(Stored items from a collection)
--*--

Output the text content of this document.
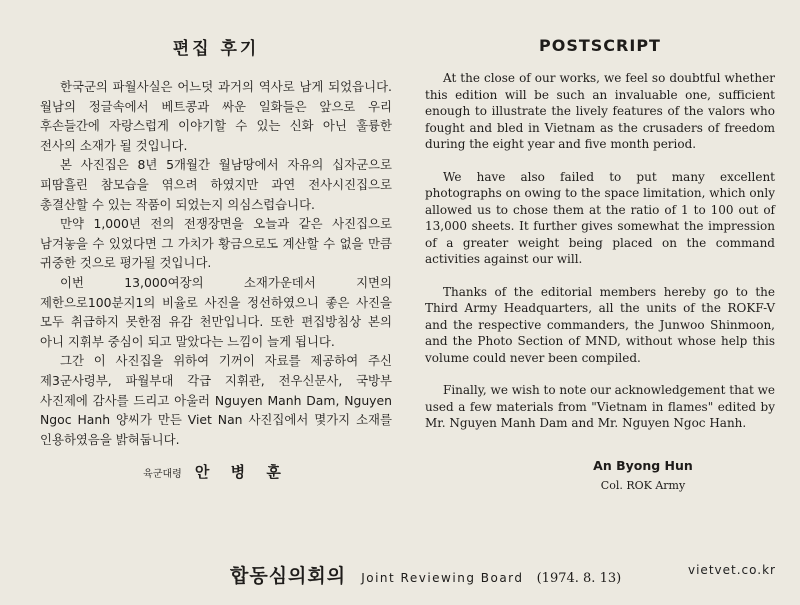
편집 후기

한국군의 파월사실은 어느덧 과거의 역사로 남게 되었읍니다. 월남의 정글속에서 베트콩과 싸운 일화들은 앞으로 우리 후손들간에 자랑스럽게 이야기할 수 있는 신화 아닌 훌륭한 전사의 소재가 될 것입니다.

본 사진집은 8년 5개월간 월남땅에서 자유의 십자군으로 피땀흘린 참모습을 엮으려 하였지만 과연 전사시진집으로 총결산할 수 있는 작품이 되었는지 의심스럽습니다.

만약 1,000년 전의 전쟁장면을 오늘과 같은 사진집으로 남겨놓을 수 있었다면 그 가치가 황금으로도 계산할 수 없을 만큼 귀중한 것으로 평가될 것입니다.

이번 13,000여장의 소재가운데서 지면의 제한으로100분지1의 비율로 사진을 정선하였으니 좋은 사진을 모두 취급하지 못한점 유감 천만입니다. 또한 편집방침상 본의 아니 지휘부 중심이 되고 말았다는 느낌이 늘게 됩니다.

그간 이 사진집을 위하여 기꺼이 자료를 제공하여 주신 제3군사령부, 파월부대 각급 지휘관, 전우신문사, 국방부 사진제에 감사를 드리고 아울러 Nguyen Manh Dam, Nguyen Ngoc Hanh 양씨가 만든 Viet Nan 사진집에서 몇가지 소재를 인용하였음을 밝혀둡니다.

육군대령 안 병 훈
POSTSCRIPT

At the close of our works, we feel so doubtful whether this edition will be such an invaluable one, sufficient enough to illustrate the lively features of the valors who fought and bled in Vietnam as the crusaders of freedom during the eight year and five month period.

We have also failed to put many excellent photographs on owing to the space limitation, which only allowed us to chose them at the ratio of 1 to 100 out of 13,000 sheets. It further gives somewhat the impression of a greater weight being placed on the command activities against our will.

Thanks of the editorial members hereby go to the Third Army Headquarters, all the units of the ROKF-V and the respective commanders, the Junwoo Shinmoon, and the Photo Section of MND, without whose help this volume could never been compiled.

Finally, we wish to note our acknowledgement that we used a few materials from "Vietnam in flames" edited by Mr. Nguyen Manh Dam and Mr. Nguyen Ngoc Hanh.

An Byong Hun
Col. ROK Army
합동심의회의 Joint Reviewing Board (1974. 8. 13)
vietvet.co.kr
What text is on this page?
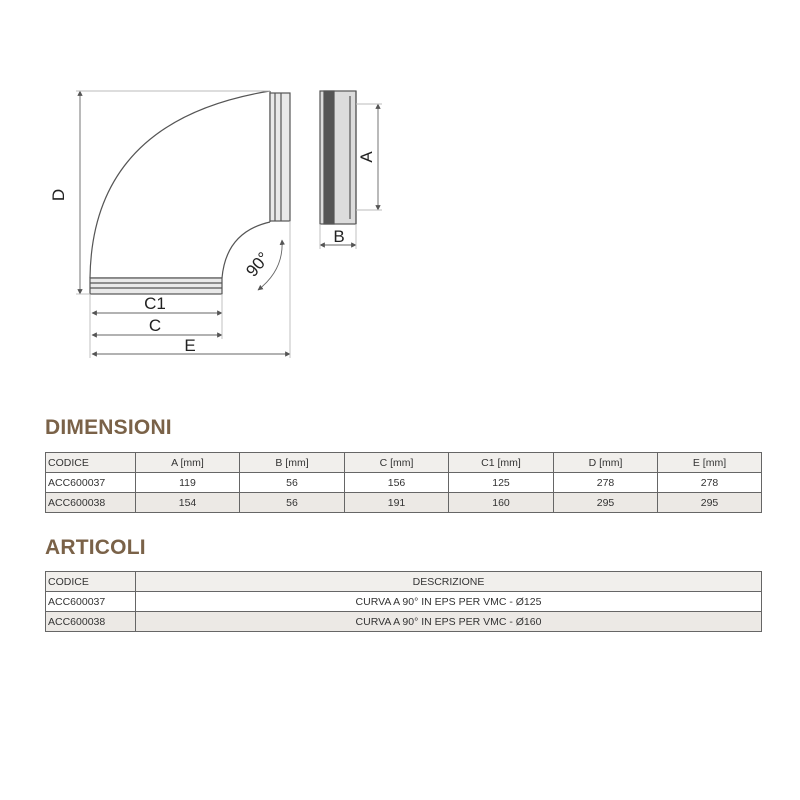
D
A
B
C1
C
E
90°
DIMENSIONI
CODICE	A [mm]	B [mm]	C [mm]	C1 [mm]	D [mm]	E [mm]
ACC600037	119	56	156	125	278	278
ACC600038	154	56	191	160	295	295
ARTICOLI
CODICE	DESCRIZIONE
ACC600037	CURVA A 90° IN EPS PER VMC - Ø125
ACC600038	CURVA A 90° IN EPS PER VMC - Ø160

--*--

◆ **WHAT YOU WILL DO**: Select the lines in this material that hold the word "CODICE", leaving none out.

◆ **FULL OUTPUT**:
CODICE	A [mm]	B [mm]	C [mm]	C1 [mm]	D [mm]	E [mm]
CODICE	DESCRIZIONE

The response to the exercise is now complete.